Excerpts from a figure dataset
## Start
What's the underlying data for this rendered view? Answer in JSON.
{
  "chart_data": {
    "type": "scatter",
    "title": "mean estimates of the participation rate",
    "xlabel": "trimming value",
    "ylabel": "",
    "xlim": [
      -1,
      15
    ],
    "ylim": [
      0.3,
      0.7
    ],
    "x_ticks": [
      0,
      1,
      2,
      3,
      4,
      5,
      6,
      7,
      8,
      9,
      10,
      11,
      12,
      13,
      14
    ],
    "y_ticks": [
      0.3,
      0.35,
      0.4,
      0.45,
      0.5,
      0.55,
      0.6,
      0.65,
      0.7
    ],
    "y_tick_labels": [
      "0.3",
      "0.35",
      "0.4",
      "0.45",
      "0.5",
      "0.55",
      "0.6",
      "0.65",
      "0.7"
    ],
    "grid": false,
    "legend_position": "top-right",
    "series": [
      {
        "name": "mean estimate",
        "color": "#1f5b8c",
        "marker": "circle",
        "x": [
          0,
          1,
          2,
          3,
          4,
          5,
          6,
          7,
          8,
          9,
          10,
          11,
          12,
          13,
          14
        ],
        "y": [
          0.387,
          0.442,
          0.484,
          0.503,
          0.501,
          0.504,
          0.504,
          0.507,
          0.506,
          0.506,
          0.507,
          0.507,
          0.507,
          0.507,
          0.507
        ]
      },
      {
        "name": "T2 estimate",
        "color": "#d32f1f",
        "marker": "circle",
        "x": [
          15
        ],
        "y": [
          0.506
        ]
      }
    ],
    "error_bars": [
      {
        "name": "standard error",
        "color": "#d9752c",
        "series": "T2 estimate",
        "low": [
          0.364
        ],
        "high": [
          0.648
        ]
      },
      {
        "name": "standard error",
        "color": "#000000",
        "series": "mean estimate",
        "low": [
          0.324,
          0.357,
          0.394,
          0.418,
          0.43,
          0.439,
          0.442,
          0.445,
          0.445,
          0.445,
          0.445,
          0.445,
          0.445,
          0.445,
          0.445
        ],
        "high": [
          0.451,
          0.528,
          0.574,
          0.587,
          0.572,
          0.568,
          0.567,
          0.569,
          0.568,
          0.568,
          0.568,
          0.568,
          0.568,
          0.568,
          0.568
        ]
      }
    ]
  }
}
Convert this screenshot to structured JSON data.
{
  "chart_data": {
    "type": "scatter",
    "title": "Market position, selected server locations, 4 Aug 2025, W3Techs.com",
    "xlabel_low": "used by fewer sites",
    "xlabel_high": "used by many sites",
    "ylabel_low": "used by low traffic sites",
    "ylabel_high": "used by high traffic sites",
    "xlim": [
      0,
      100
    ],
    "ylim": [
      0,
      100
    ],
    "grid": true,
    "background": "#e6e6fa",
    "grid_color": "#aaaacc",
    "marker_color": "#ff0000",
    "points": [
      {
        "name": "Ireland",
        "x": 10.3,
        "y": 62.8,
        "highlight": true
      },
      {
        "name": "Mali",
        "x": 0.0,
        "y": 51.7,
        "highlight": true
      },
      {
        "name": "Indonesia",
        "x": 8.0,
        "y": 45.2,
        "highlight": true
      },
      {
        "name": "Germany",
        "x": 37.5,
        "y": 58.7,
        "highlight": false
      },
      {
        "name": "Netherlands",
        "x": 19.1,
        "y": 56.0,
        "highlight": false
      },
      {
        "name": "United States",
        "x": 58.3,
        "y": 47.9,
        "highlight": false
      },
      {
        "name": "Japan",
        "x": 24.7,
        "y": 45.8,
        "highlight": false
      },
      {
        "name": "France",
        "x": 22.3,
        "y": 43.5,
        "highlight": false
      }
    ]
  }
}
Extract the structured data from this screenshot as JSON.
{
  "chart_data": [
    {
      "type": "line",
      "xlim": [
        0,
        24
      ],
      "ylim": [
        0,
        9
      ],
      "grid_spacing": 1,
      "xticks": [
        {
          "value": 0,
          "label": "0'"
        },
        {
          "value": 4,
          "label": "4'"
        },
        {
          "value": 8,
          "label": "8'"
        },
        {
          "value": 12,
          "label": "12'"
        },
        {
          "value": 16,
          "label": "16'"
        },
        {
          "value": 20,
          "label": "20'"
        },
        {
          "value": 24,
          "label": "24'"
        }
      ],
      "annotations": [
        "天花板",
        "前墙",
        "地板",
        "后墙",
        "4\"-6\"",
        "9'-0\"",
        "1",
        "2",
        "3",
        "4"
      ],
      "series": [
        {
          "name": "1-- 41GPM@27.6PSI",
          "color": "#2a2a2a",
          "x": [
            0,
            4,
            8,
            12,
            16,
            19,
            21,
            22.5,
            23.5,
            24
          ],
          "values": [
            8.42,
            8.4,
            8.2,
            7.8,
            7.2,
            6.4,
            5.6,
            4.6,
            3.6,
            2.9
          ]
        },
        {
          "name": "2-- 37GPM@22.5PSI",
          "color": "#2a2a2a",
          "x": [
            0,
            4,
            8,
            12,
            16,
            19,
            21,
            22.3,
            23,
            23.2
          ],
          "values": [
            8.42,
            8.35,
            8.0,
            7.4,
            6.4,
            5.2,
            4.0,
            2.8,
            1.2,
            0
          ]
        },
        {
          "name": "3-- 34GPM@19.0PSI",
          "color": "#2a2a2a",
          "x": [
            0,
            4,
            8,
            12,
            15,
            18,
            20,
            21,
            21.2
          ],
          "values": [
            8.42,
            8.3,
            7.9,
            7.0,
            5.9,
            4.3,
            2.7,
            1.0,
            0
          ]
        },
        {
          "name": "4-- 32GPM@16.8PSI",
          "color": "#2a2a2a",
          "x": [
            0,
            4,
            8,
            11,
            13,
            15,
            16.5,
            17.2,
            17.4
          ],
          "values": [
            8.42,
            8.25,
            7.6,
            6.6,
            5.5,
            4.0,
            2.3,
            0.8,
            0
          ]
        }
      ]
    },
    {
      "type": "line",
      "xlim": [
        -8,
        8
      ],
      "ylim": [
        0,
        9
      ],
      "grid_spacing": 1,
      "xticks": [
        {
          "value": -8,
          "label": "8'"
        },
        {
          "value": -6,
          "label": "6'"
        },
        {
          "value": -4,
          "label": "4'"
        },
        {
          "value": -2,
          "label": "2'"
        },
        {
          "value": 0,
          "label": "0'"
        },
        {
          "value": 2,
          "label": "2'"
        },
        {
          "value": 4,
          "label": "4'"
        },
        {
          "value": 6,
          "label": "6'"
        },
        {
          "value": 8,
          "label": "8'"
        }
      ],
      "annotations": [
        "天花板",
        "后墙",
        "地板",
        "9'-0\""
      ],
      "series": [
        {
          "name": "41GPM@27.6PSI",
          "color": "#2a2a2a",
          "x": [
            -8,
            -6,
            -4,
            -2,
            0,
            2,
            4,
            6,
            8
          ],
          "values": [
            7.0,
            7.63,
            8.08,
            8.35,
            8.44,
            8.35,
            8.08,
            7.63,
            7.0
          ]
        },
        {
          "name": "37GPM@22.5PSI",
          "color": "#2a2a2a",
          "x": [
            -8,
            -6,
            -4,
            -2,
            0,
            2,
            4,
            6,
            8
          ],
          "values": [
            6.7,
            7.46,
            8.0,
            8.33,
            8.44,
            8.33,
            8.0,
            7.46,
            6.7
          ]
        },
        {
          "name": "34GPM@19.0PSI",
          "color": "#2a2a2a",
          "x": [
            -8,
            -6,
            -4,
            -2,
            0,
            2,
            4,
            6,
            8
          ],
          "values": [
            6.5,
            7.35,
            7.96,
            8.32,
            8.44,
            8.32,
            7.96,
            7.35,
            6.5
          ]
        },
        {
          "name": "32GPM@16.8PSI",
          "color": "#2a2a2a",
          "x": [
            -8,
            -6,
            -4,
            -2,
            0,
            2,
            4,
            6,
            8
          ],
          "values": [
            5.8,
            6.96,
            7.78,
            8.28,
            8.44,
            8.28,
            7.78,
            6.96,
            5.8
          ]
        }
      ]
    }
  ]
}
## End
Find each line that has the word "used", then copy it out.

→ **PROBLEM SOLUTION**
    "xlabel_low": "used by fewer sites",
    "xlabel_high": "used by many sites",
    "ylabel_low": "used by low traffic sites",
    "ylabel_high": "used by high traffic sites",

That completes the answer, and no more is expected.